══ PROVIDED PASSAGE ══

The generality of the approach was tested by preparing other imine-linked 2D COF colloids. When TAPB was condensed with 4,4′-biphenyldicarbaldehyde (BDA) to synthesize a COF with larger pore volume than TAPB–PDA COF, the most crystalline colloids were also obtained using 0.16 equivalents of Sc(OTf)3 with features in the WAXS at q = 0.17, 0.29, 0.33 Å−1 corresponding to (100), (110) and (200) Bragg diffraction peaks, consistent with previous report (Fig. S10).28 These colloids have an average diameter of 560 nm as measured using DLS and their morphology from SEM images showed spherical particles with spiked protrusions (Fig. S10). We also prepared COF nanoparticles bearing functional side-chains by condensing TAPB with a derivative of PDA functionalized with azide-terminated diethylene glycol chains (1) to produce stable crystalline COF colloids. We previously incorporated this monomer into an imine-linked COF that exhibited high affinity and adsorption capacity for GenX and perfluorinated alkyl substances (PFAS) following the reduction of the azides to primary amines.5 Based on the in situ WAXS diffraction, 0.04 equivalents of Sc(OTf)3 per amine functional group afforded the most crystalline colloids with diffraction peaks at q = 0.2, 0.4 Å−1 corresponding to (100), (200) Bragg diffraction peaks, consistent with our previous report (Fig. S10).5 DLS indicated an average diameter of 110 nm, and oblong particles in this size range were observed by SEM (Fig. S10). These results demonstrate that MeCN stabilizes colloidal imine-linked 2D COF nanoparticles with different structures.

The size of the TAPB–PDA colloids was controlled by varying the initial monomer concentration. At a constant catalyst loading of 0.16 equivalents of Sc(OTf)3, the average diameter ranged from 200 nm to 330 nm, at initial TAPB concentrations of 0.53 mM to 4.25 mM (each employing 1.5 equiv. of PDA, Fig. S11). The colloids remained spherical except at the lowest TAPB concentration of 0.53 mM, at which they exhibited a rougher surface morphology (Fig. S12). In solvo WAXS diffraction of colloids showed a progression of decreasing crystallinity as starting TAPB concentrations are decreased from 4.25 mM to 0.53 mM. To eliminate the effect of low concentration on diffraction signal, colloids were isolated via centrifugation and packed into capillaries as wet solids for WAXS diffraction. Consistent with the PXRD pattern obtained from dried and activated colloid powders, WAXS diffraction of solids centrifuged from colloids all showed high order diffraction peaks including (110), (200), (210) Bragg diffraction peaks. However, the broadening of the (100) peak suggested that lower monomer concentration produces colloids with smaller crystalline domains (Fig. S13). These findings indicate that both the particle size and average crystalline domain size decreases with the initial monomer concentration, which is inconsistent with a nucleation–elongation growth mechanism. These observations are more consistent with the initial formation of amorphous polymer nanoparticles that subsequently crystallize, which is consistent with previous mechanistic studies of imine-linked COF powders.26

In situ small-angle X-ray scattering (SAXS)/WAXS analysis of the imine-linked COF colloid formation provided a direct means to observe the different time scales of the polymerization and the crystallization processes. Condensation of TAPB and PDA at 0.16 equivalents of Sc(OTf)3 was carried out in a capillary with simultaneous SAXS/WAXS to determine the crystallinity and size of TAPB–PDA COF colloids as a function of reaction time (Fig. S14 and 15). An average particle size of 283 nm in diameter was modelled from the SAXS region after 4 min (Fig. 2). However, no crystallinity was observed, as judged by the absence of the (100) diffraction peak. After 18 minutes, the average particle diameter had reached 390 nm, close to the final average diameter of 441 nm, and the FWHM of the (100) diffraction peak had narrowed by 50% relative to its first measurable value. At extended reaction times, as the particles reached their final size, this peak continued to sharpen, indicating that the average crystallite size continued to increase, presumably through continuous imine exchange processes. Fitting the particle size curve with respect to time revealed two time components in the kinetics of particle growth. An initial fast component with a time constant of 382 seconds suggests the rapid formation of amorphous colloidal polymer particles. In addition, the subsequent slow component with a time constant of 1274 seconds matches with reasonable agreement with the time constant of 1600 seconds determined from the fit of the FWHM change with time suggesting crystallization of amorphous polymer. These results demonstrate that the polymerization and the crystallization processes of imine-linked 2D COFs are separate processes that occur at different rates.

═══

• TASK STATEMENT: Condense the paragraph in the COF colloid text above that begins "The size of the TAPB–PDA colloids" into a short bulleted list that keeps its main facts.

══ DATA PROVIDED ══

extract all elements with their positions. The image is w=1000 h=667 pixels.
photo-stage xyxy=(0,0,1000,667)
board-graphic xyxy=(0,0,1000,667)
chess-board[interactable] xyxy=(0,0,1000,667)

═══

• RESULT:
- TAPB–PDA colloid size was controlled by the initial monomer concentration.
- With 0.16 equiv. Sc(OTf)3 and 1.5 equiv. PDA, raising initial TAPB from 0.53 mM to 4.25 mM gave average diameters from 200 nm to 330 nm.
- The colloids were spherical except at 0.53 mM TAPB, where their surface was rougher.
- In solvo WAXS showed crystallinity falling as starting TAPB concentration fell.
- WAXS of centrifuged wet solids showed (110), (200) and (210) peaks, matching PXRD of dried, activated powders.
- Broadening of the (100) peak showed that lower monomer concentration gives smaller crystalline domains.
- Because particle size and crystalline domain size both shrink at lower monomer concentration, nucleation–elongation growth does not fit these results.
- The results fit amorphous polymer nanoparticles forming first and then crystallizing, in line with earlier mechanistic studies of imine-linked COF powders.